Problem description:
Your answer should be a single number: the count of lines that include "JSON".

Stored data:
§ §
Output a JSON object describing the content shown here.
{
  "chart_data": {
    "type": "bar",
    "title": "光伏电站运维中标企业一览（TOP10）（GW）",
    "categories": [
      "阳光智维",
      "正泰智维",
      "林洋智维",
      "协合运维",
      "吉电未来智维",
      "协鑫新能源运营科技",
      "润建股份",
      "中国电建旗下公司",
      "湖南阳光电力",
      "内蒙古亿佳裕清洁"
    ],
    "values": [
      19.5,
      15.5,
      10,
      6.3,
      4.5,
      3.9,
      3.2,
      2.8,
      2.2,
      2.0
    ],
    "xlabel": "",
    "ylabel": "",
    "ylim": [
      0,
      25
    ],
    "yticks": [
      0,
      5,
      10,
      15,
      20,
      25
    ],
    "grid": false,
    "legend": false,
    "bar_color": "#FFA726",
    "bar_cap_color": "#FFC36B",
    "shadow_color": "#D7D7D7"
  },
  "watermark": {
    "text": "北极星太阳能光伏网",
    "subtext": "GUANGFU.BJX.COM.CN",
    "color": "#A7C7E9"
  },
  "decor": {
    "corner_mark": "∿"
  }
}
§ §
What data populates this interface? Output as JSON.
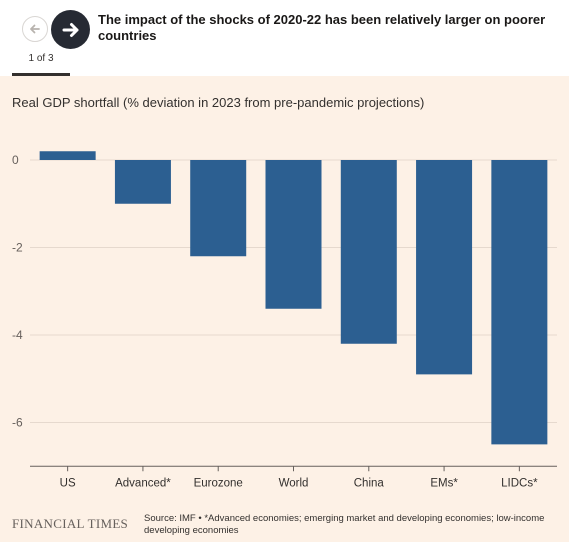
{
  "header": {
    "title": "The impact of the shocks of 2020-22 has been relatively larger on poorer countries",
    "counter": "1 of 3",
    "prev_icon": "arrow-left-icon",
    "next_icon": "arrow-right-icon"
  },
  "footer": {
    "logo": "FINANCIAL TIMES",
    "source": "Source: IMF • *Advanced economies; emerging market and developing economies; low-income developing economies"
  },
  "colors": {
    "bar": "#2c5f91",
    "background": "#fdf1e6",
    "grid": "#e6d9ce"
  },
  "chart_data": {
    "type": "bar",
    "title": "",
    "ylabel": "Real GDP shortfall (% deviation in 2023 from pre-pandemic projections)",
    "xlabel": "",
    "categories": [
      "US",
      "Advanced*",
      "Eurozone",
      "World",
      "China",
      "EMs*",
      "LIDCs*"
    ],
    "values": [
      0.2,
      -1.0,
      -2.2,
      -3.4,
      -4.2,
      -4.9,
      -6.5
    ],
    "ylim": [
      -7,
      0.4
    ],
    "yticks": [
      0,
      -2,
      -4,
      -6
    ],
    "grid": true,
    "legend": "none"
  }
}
§ §
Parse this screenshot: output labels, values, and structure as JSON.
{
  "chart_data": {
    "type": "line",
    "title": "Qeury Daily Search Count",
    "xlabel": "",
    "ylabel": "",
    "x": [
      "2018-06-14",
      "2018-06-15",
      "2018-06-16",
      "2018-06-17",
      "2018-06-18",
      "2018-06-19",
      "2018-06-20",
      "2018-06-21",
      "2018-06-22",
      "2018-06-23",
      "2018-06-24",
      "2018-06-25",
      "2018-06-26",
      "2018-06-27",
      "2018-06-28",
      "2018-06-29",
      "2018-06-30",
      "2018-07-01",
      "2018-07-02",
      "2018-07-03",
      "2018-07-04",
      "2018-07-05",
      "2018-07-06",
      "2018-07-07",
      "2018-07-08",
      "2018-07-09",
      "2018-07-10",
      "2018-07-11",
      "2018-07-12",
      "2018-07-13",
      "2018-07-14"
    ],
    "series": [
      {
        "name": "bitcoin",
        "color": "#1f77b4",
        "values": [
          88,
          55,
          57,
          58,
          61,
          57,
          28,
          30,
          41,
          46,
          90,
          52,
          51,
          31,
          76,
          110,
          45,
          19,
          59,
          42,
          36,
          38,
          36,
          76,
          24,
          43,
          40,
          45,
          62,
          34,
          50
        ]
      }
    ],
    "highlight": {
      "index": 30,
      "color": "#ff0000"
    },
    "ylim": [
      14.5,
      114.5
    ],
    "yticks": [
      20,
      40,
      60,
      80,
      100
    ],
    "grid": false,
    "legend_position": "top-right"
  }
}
§ §
Answer for this exercise:
3